### What needs to be done
Please write out every line of the records below word for word, leaving the pictures out of your answer.

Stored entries

============

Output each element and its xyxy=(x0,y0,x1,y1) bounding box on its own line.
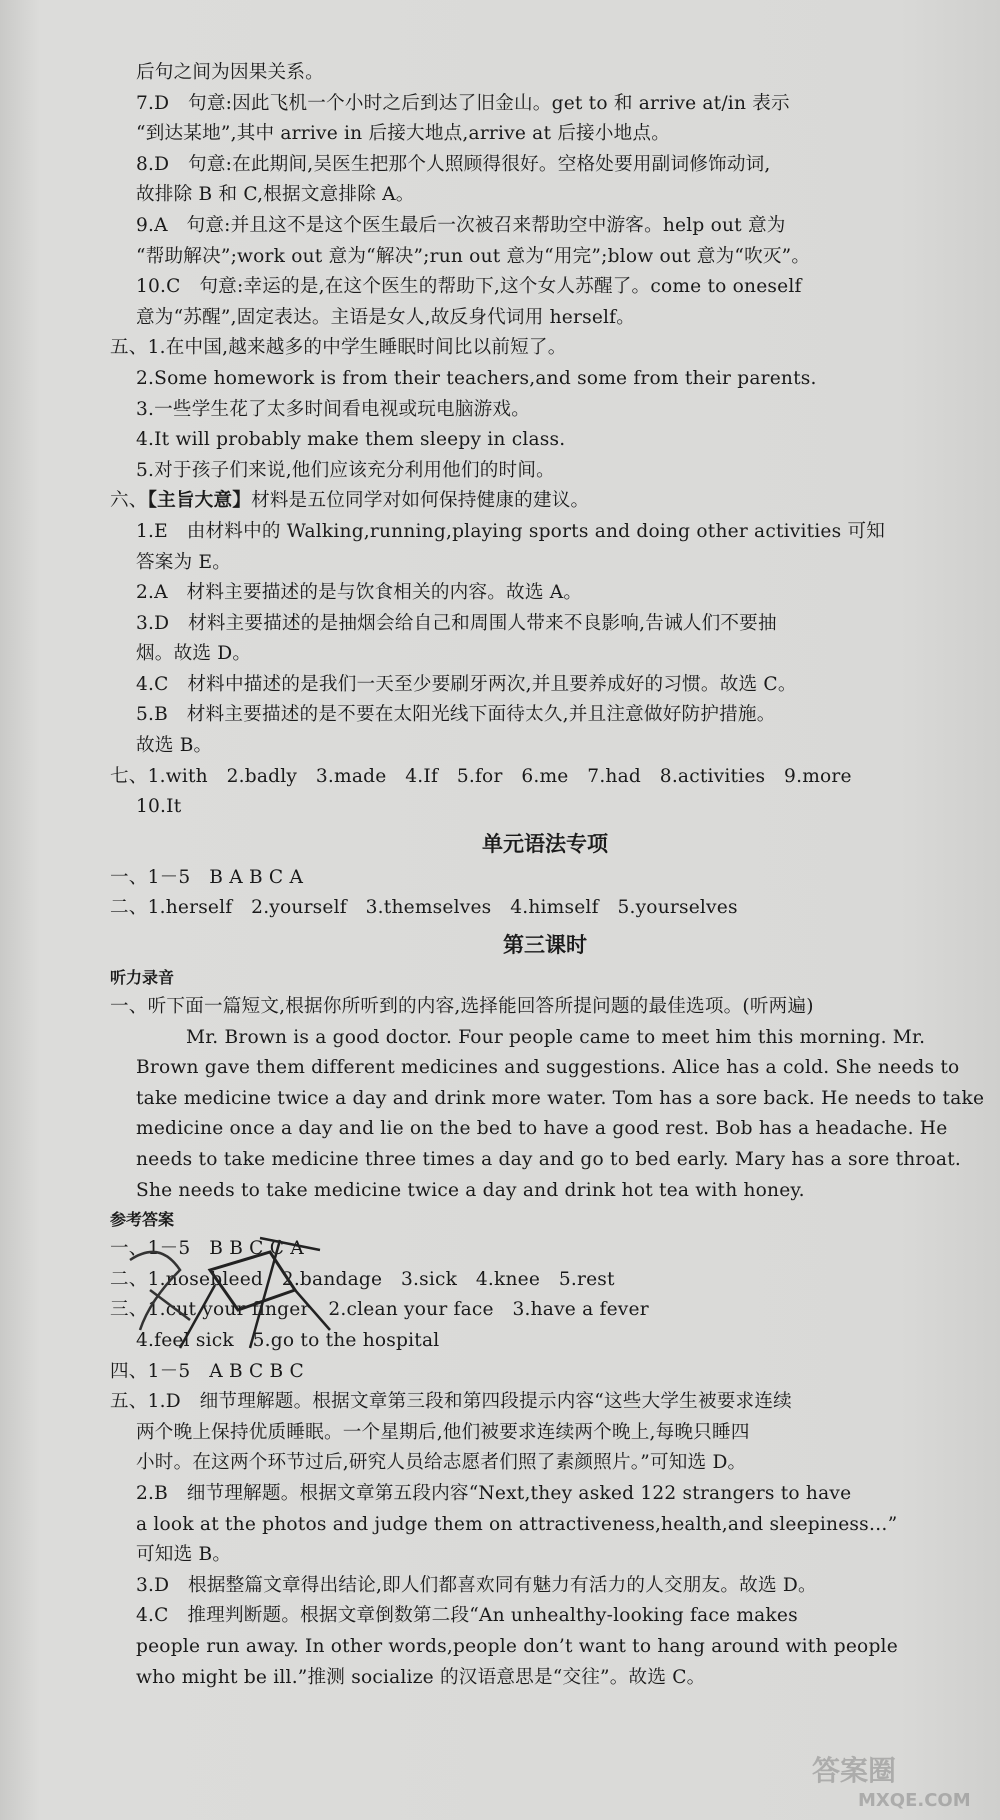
listening-label: 听力录音 xyxy=(110,968,175,988)
section-6-prefix: 六、 xyxy=(110,490,148,512)
answer-line: people run away. In other words,people don’t want to hang around with people xyxy=(136,1635,898,1657)
answer-line: 8.D 句意:在此期间,吴医生把那个人照顾得很好。空格处要用副词修饰动词, xyxy=(136,153,771,175)
listening-question: 一、听下面一篇短文,根据你所听到的内容,选择能回答所提问题的最佳选项。(听两遍) xyxy=(110,996,814,1018)
heading-grammar: 单元语法专项 xyxy=(482,831,608,856)
answer-line: 3.D 根据整篇文章得出结论,即人们都喜欢同有魅力有活力的人交朋友。故选 D。 xyxy=(136,1574,817,1596)
passage-line: She needs to take medicine twice a day and drink hot tea with honey. xyxy=(136,1179,805,1201)
listening-passage xyxy=(110,1023,985,1207)
answer-line: 2.B 细节理解题。根据文章第五段内容“Next,they asked 122 strangers to have xyxy=(136,1482,852,1504)
answer-line: a look at the photos and judge them on attractiveness,health,and sleepiness…” xyxy=(136,1513,898,1535)
answer-line: 小时。在这两个环节过后,研究人员给志愿者们照了素颜照片。”可知选 D。 xyxy=(136,1452,747,1474)
answer-line: “帮助解决”;work out 意为“解决”;run out 意为“用完”;blow out 意为“吹灭”。 xyxy=(136,245,811,267)
answers-label: 参考答案 xyxy=(110,1210,175,1230)
answer-line: 2.Some homework is from their teachers,and some from their parents. xyxy=(136,367,817,389)
answer-line: 可知选 B。 xyxy=(136,1544,232,1566)
watermark-url: MXQE.COM xyxy=(858,1790,971,1811)
answer-line: “到达某地”,其中 arrive in 后接大地点,arrive at 后接小地点。 xyxy=(136,123,670,145)
watermark-text: 答案圈 xyxy=(812,1754,897,1787)
handwritten-stamp-mark xyxy=(120,1230,380,1350)
answer-line: 一、1－5 B A B C A xyxy=(110,866,304,888)
answer-line: 五、1.在中国,越来越多的中学生睡眠时间比以前短了。 xyxy=(110,337,567,359)
answer-line: 4.C 材料中描述的是我们一天至少要刷牙两次,并且要养成好的习惯。故选 C。 xyxy=(136,673,797,695)
answer-line: 1.E 由材料中的 Walking,running,playing sports and doing other activities 可知 xyxy=(136,520,886,542)
answer-line: 10.C 句意:幸运的是,在这个医生的帮助下,这个女人苏醒了。come to oneself xyxy=(136,276,802,298)
answer-line: 4.feel sick 5.go to the hospital xyxy=(136,1329,440,1351)
answer-line: who might be ill.”推测 socialize 的汉语意思是“交往”。故选 C。 xyxy=(136,1666,706,1688)
answer-line: 2.A 材料主要描述的是与饮食相关的内容。故选 A。 xyxy=(136,582,583,604)
answer-line: 烟。故选 D。 xyxy=(136,643,252,665)
answer-line: 答案为 E。 xyxy=(136,551,232,573)
answer-line: 三、1.cut your finger 2.clean your face 3.have a fever xyxy=(110,1299,649,1321)
answer-line: 二、1.herself 2.yourself 3.themselves 4.himself 5.yourselves xyxy=(110,897,738,919)
answer-line: 9.A 句意:并且这不是这个医生最后一次被召来帮助空中游客。help out 意为 xyxy=(136,214,786,236)
answer-line: 4.It will probably make them sleepy in class. xyxy=(136,429,566,451)
passage-line: needs to take medicine three times a day and go to bed early. Mary has a sore throat. xyxy=(136,1149,961,1170)
answer-line: 5.对于孩子们来说,他们应该充分利用他们的时间。 xyxy=(136,459,555,481)
passage-line: Mr. Brown is a good doctor. Four people came to meet him this morning. Mr. xyxy=(186,1026,926,1048)
answer-line: 四、1－5 A B C B C xyxy=(110,1360,304,1382)
section-6-bold-tag: 【主旨大意】 xyxy=(147,490,252,512)
answer-line: 3.一些学生花了太多时间看电视或玩电脑游戏。 xyxy=(136,398,531,420)
answer-line: 一、1－5 B B C C A xyxy=(110,1238,304,1260)
answer-line: 4.C 推理判断题。根据文章倒数第二段“An unhealthy-looking face makes xyxy=(136,1605,798,1627)
passage-line: take medicine twice a day and drink more water. Tom has a sore back. He needs to take xyxy=(136,1087,985,1109)
heading-lesson-three: 第三课时 xyxy=(503,933,587,958)
passage-line: Brown gave them different medicines and suggestions. Alice has a cold. She needs to xyxy=(136,1057,960,1079)
answer-content xyxy=(110,58,985,1693)
answer-line: 七、1.with 2.badly 3.made 4.If 5.for 6.me 7.had 8.activities 9.more xyxy=(110,765,852,787)
section-6-7-answers xyxy=(110,517,980,823)
answer-line: 后句之间为因果关系。 xyxy=(136,62,324,83)
answer-line: 五、1.D 细节理解题。根据文章第三段和第四段提示内容“这些大学生被要求连续 xyxy=(110,1391,792,1413)
answer-line: 二、1.nosebleed 2.bandage 3.sick 4.knee 5.rest xyxy=(110,1268,615,1290)
site-watermark-logo xyxy=(808,1748,988,1812)
answer-line: 10.It xyxy=(136,796,182,818)
answer-line: 7.D 句意:因此飞机一个小时之后到达了旧金山。get to 和 arrive at/in 表示 xyxy=(136,92,790,114)
grammar-answers xyxy=(110,863,980,924)
answer-line: 5.B 材料主要描述的是不要在太阳光线下面待太久,并且注意做好防护措施。 xyxy=(136,704,776,726)
passage-line: medicine once a day and lie on the bed to have a good rest. Bob has a headache. He xyxy=(136,1118,948,1140)
answer-line: 两个晚上保持优质睡眠。一个星期后,他们被要求连续两个晚上,每晚只睡四 xyxy=(136,1421,750,1443)
answer-line: 故排除 B 和 C,根据文意排除 A。 xyxy=(136,184,415,206)
answer-line: 3.D 材料主要描述的是抽烟会给自己和周围人带来不良影响,告诫人们不要抽 xyxy=(136,612,777,634)
answer-line: 故选 B。 xyxy=(136,735,213,757)
section-4-answers xyxy=(110,58,980,486)
section-6-summary: 材料是五位同学对如何保持健康的建议。 xyxy=(251,490,590,512)
section-6-header xyxy=(110,486,980,517)
answer-line: 意为“苏醒”,固定表达。主语是女人,故反身代词用 herself。 xyxy=(136,306,636,328)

============

### The result
Output each element and its xyxy=(x0,y0,x1,y1) bounding box on its own line.
listening-label: 听力录音 xyxy=(110,968,175,988)
section-6-prefix: 六、 xyxy=(110,490,148,512)
answer-line: people run away. In other words,people don’t want to hang around with people xyxy=(136,1635,898,1657)
answer-line: 8.D 句意:在此期间,吴医生把那个人照顾得很好。空格处要用副词修饰动词, xyxy=(136,153,771,175)
listening-question: 一、听下面一篇短文,根据你所听到的内容,选择能回答所提问题的最佳选项。(听两遍) xyxy=(110,996,814,1018)
heading-grammar: 单元语法专项 xyxy=(482,831,608,856)
answer-line: 3.D 根据整篇文章得出结论,即人们都喜欢同有魅力有活力的人交朋友。故选 D。 xyxy=(136,1574,817,1596)
passage-line: She needs to take medicine twice a day and drink hot tea with honey. xyxy=(136,1179,805,1201)
listening-passage xyxy=(110,1023,985,1207)
answer-line: 2.B 细节理解题。根据文章第五段内容“Next,they asked 122 strangers to have xyxy=(136,1482,852,1504)
answer-line: a look at the photos and judge them on attractiveness,health,and sleepiness…” xyxy=(136,1513,898,1535)
answer-line: 小时。在这两个环节过后,研究人员给志愿者们照了素颜照片。”可知选 D。 xyxy=(136,1452,747,1474)
answer-line: “帮助解决”;work out 意为“解决”;run out 意为“用完”;blow out 意为“吹灭”。 xyxy=(136,245,811,267)
answers-label: 参考答案 xyxy=(110,1210,175,1230)
answer-line: 2.Some homework is from their teachers,and some from their parents. xyxy=(136,367,817,389)
answer-line: 可知选 B。 xyxy=(136,1544,232,1566)
watermark-url: MXQE.COM xyxy=(858,1790,971,1811)
answer-line: “到达某地”,其中 arrive in 后接大地点,arrive at 后接小地点。 xyxy=(136,123,670,145)
watermark-text: 答案圈 xyxy=(812,1754,897,1787)
handwritten-stamp-mark xyxy=(120,1230,380,1350)
answer-line: 一、1－5 B A B C A xyxy=(110,866,304,888)
answer-line: 五、1.在中国,越来越多的中学生睡眠时间比以前短了。 xyxy=(110,337,567,359)
answer-line: 4.C 材料中描述的是我们一天至少要刷牙两次,并且要养成好的习惯。故选 C。 xyxy=(136,673,797,695)
answer-line: 1.E 由材料中的 Walking,running,playing sports and doing other activities 可知 xyxy=(136,520,886,542)
answer-line: 10.C 句意:幸运的是,在这个医生的帮助下,这个女人苏醒了。come to oneself xyxy=(136,276,802,298)
answer-line: 4.feel sick 5.go to the hospital xyxy=(136,1329,440,1351)
answer-line: who might be ill.”推测 socialize 的汉语意思是“交往”。故选 C。 xyxy=(136,1666,706,1688)
answer-line: 2.A 材料主要描述的是与饮食相关的内容。故选 A。 xyxy=(136,582,583,604)
answer-line: 烟。故选 D。 xyxy=(136,643,252,665)
answer-line: 答案为 E。 xyxy=(136,551,232,573)
answer-line: 三、1.cut your finger 2.clean your face 3.have a fever xyxy=(110,1299,649,1321)
answer-line: 二、1.herself 2.yourself 3.themselves 4.himself 5.yourselves xyxy=(110,897,738,919)
answer-line: 9.A 句意:并且这不是这个医生最后一次被召来帮助空中游客。help out 意为 xyxy=(136,214,786,236)
answer-line: 4.It will probably make them sleepy in class. xyxy=(136,429,566,451)
passage-line: needs to take medicine three times a day and go to bed early. Mary has a sore throat. xyxy=(136,1149,961,1170)
answer-line: 5.对于孩子们来说,他们应该充分利用他们的时间。 xyxy=(136,459,555,481)
passage-line: Mr. Brown is a good doctor. Four people came to meet him this morning. Mr. xyxy=(186,1026,926,1048)
answer-line: 四、1－5 A B C B C xyxy=(110,1360,304,1382)
section-6-bold-tag: 【主旨大意】 xyxy=(147,490,252,512)
answer-line: 3.一些学生花了太多时间看电视或玩电脑游戏。 xyxy=(136,398,531,420)
answer-line: 一、1－5 B B C C A xyxy=(110,1238,304,1260)
answer-line: 4.C 推理判断题。根据文章倒数第二段“An unhealthy-looking face makes xyxy=(136,1605,798,1627)
passage-line: take medicine twice a day and drink more water. Tom has a sore back. He needs to take xyxy=(136,1087,985,1109)
heading-lesson-three: 第三课时 xyxy=(503,933,587,958)
passage-line: Brown gave them different medicines and suggestions. Alice has a cold. She needs to xyxy=(136,1057,960,1079)
answer-content xyxy=(110,58,985,1693)
answer-line: 七、1.with 2.badly 3.made 4.If 5.for 6.me 7.had 8.activities 9.more xyxy=(110,765,852,787)
section-6-7-answers xyxy=(110,517,980,823)
answer-line: 后句之间为因果关系。 xyxy=(136,62,324,83)
answer-line: 五、1.D 细节理解题。根据文章第三段和第四段提示内容“这些大学生被要求连续 xyxy=(110,1391,792,1413)
answer-line: 二、1.nosebleed 2.bandage 3.sick 4.knee 5.rest xyxy=(110,1268,615,1290)
site-watermark-logo xyxy=(808,1748,988,1812)
answer-line: 10.It xyxy=(136,796,182,818)
answer-line: 7.D 句意:因此飞机一个小时之后到达了旧金山。get to 和 arrive at/in 表示 xyxy=(136,92,790,114)
grammar-answers xyxy=(110,863,980,924)
answer-line: 5.B 材料主要描述的是不要在太阳光线下面待太久,并且注意做好防护措施。 xyxy=(136,704,776,726)
passage-line: medicine once a day and lie on the bed to have a good rest. Bob has a headache. He xyxy=(136,1118,948,1140)
answer-line: 两个晚上保持优质睡眠。一个星期后,他们被要求连续两个晚上,每晚只睡四 xyxy=(136,1421,750,1443)
answer-line: 故排除 B 和 C,根据文意排除 A。 xyxy=(136,184,415,206)
answer-line: 3.D 材料主要描述的是抽烟会给自己和周围人带来不良影响,告诫人们不要抽 xyxy=(136,612,777,634)
answer-line: 故选 B。 xyxy=(136,735,213,757)
section-4-answers xyxy=(110,58,980,486)
section-6-summary: 材料是五位同学对如何保持健康的建议。 xyxy=(251,490,590,512)
section-6-header xyxy=(110,486,980,517)
answer-line: 意为“苏醒”,固定表达。主语是女人,故反身代词用 herself。 xyxy=(136,306,636,328)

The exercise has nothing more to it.